• _STATED PROBLEM_:
In the material below, list every line carrying the string "label".
::: RECORD EXCERPTS
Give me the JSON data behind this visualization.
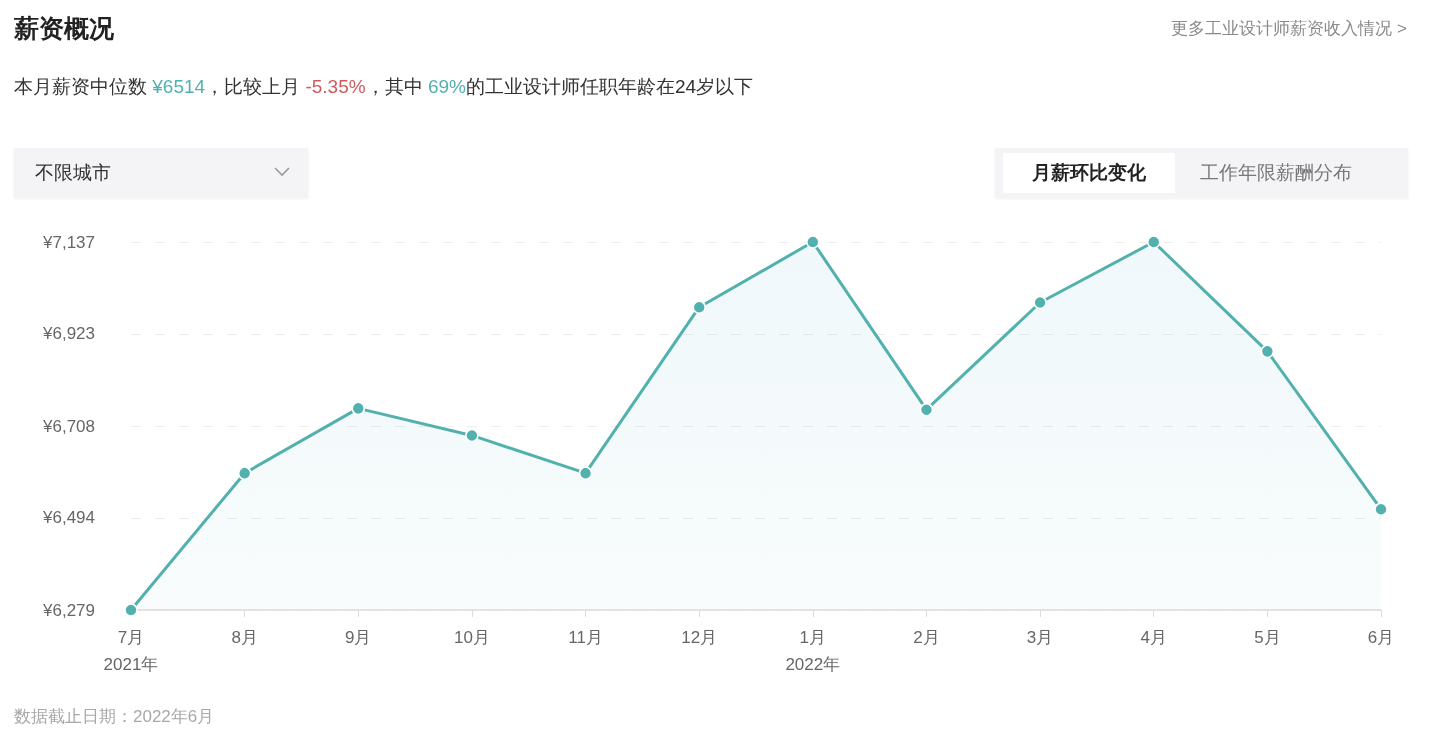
{
  "chart_data": {
    "type": "area",
    "title": "薪资概况",
    "subtitle": "本月薪资中位数 ¥6514，比较上月 -5.35%，其中 69%的工业设计师任职年龄在24岁以下",
    "annotations": [
      "更多工业设计师薪资收入情况 >",
      "不限城市",
      "月薪环比变化",
      "工作年限薪酬分布",
      "数据截止日期：2022年6月"
    ],
    "categories": [
      "7月\n2021年",
      "8月",
      "9月",
      "10月",
      "11月",
      "12月",
      "1月\n2022年",
      "2月",
      "3月",
      "4月",
      "5月",
      "6月"
    ],
    "values": [
      6279,
      6598,
      6749,
      6686,
      6598,
      6985,
      7137,
      6746,
      6996,
      7137,
      6882,
      6514
    ],
    "color": "#52b1ae",
    "ylim": [
      6279,
      7137
    ],
    "yticks": [
      {
        "value": 6279,
        "label": "¥6,279"
      },
      {
        "value": 6494,
        "label": "¥6,494"
      },
      {
        "value": 6708,
        "label": "¥6,708"
      },
      {
        "value": 6923,
        "label": "¥6,923"
      },
      {
        "value": 7137,
        "label": "¥7,137"
      }
    ],
    "grid": "y",
    "marker": "circle",
    "line_style": "solid"
  }
}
::::::
• _SOLUTION FOR THIS EXERCISE_:
        "label": "¥6,279"
        "label": "¥6,494"
        "label": "¥6,708"
        "label": "¥6,923"
        "label": "¥7,137"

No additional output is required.